Exercise. From the entries that follow, gather each line holding the word "هارون".

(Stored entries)
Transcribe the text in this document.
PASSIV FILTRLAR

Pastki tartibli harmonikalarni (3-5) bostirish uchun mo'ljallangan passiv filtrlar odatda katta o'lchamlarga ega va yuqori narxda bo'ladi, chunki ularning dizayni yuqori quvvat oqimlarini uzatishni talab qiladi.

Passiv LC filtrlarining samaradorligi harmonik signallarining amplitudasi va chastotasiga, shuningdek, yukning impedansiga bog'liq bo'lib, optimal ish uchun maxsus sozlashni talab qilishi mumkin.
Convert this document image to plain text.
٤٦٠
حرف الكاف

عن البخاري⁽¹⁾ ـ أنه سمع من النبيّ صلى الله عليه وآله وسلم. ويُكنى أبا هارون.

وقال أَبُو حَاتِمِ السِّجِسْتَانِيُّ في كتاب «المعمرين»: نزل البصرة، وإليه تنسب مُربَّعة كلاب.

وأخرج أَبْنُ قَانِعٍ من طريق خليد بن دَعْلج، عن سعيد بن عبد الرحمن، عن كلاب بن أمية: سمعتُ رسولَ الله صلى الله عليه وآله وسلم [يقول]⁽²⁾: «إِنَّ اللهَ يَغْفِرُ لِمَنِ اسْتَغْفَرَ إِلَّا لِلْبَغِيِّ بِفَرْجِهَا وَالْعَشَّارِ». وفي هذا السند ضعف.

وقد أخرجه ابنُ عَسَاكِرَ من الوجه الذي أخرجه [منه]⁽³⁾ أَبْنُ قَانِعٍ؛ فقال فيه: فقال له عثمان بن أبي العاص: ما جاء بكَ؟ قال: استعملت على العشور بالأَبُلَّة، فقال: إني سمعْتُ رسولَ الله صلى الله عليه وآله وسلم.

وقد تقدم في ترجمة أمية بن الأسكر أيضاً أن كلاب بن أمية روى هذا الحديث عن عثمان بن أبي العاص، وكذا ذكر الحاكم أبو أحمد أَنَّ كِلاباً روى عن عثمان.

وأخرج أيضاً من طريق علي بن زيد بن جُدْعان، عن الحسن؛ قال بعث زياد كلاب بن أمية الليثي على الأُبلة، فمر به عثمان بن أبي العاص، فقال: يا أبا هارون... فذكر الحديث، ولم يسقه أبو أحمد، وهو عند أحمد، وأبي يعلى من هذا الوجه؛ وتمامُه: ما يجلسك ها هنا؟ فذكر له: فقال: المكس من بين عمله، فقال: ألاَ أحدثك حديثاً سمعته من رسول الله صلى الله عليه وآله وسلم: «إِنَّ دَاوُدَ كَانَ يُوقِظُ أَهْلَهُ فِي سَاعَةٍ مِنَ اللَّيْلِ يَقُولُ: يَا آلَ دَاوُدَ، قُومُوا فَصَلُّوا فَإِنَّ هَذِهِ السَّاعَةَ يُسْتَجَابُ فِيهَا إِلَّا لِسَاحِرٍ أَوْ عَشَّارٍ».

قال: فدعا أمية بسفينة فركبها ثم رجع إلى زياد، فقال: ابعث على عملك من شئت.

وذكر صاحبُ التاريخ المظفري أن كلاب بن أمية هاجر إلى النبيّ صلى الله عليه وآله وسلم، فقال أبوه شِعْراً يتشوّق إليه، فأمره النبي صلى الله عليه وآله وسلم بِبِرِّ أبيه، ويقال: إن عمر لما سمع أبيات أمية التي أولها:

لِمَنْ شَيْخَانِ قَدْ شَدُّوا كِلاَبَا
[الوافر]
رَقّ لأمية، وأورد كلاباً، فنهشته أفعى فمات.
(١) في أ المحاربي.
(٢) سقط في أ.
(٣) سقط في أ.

The output.
عن البخاري⁽¹⁾ ـ أنه سمع من النبيّ صلى الله عليه وآله وسلم. ويُكنى أبا هارون.
وأخرج أيضاً من طريق علي بن زيد بن جُدْعان، عن الحسن؛ قال بعث زياد كلاب بن أمية الليثي على الأُبلة، فمر به عثمان بن أبي العاص، فقال: يا أبا هارون... فذكر الحديث، ولم يسقه أبو أحمد، وهو عند أحمد، وأبي يعلى من هذا الوجه؛ وتمامُه: ما يجلسك ها هنا؟ فذكر له: فقال: المكس من بين عمله، فقال: ألاَ أحدثك حديثاً سمعته من رسول الله صلى الله عليه وآله وسلم: «إِنَّ دَاوُدَ كَانَ يُوقِظُ أَهْلَهُ فِي سَاعَةٍ مِنَ اللَّيْلِ يَقُولُ: يَا آلَ دَاوُدَ، قُومُوا فَصَلُّوا فَإِنَّ هَذِهِ السَّاعَةَ يُسْتَجَابُ فِيهَا إِلَّا لِسَاحِرٍ أَوْ عَشَّارٍ».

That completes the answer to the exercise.